Data records:
# # # # #

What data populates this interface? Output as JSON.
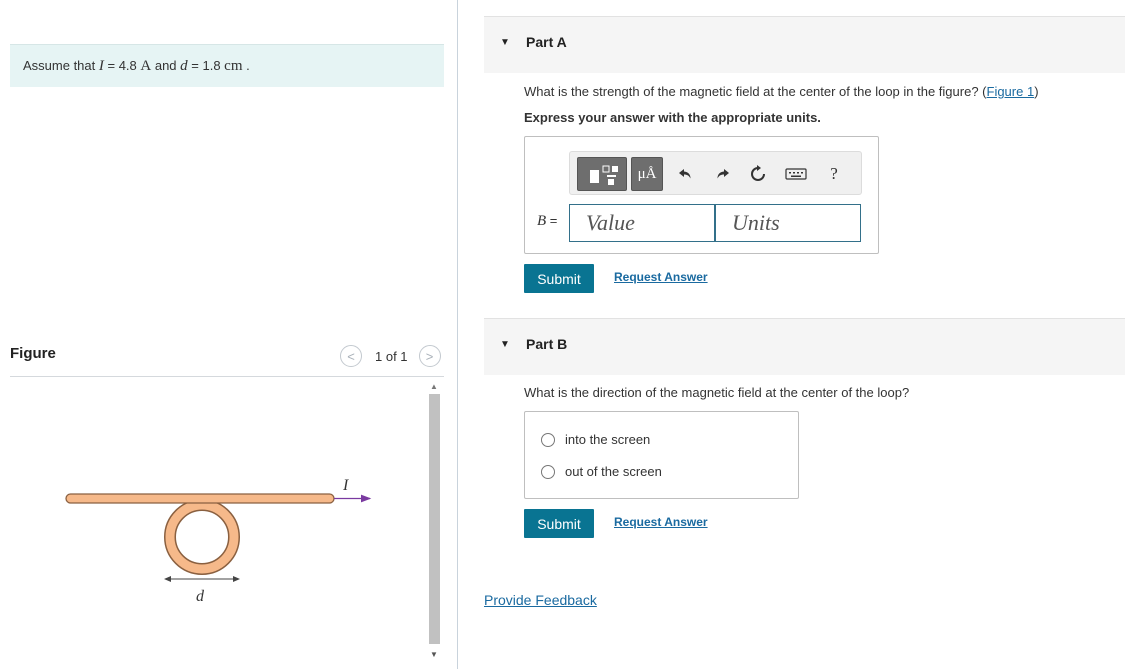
{
  "left": {
    "assume": {
      "prefix": "Assume that",
      "var_I": "I",
      "eq1": " = 4.8 ",
      "unit_A": "A",
      "mid": " and ",
      "var_d": "d",
      "eq2": " = 1.8 ",
      "unit_cm": "cm",
      "suffix": " ."
    },
    "figure": {
      "label": "Figure",
      "prev_symbol": "<",
      "next_symbol": ">",
      "count": "1 of 1",
      "current_label": "I",
      "diameter_label": "d",
      "wire_color": "#f6b98a",
      "wire_stroke": "#8a6040",
      "arrow_color": "#7a3aa0"
    }
  },
  "partA": {
    "title": "Part A",
    "question": "What is the strength of the magnetic field at the center of the loop in the figure? (",
    "figure_link": "Figure 1",
    "question_end": ")",
    "instruction": "Express your answer with the appropriate units.",
    "toolbar": {
      "mu_label": "μÅ",
      "help_label": "?"
    },
    "answer_var": "B",
    "answer_eq": " =",
    "value_placeholder": "Value",
    "units_placeholder": "Units",
    "submit": "Submit",
    "request": "Request Answer"
  },
  "partB": {
    "title": "Part B",
    "question": "What is the direction of the magnetic field at the center of the loop?",
    "choices": [
      "into the screen",
      "out of the screen"
    ],
    "submit": "Submit",
    "request": "Request Answer"
  },
  "feedback": "Provide Feedback",
  "colors": {
    "accent": "#097492",
    "link": "#1a6aa0",
    "assume_bg": "#e6f4f4"
  }
}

# # # # #

--- Directive ---
Pull out and copy each line containing the string "What".

--- Final result ---
What data populates this interface? Output as JSON.
    "question": "What is the strength of the magnetic field at the center of the loop in the figure? (",
    "question": "What is the direction of the magnetic field at the center of the loop?",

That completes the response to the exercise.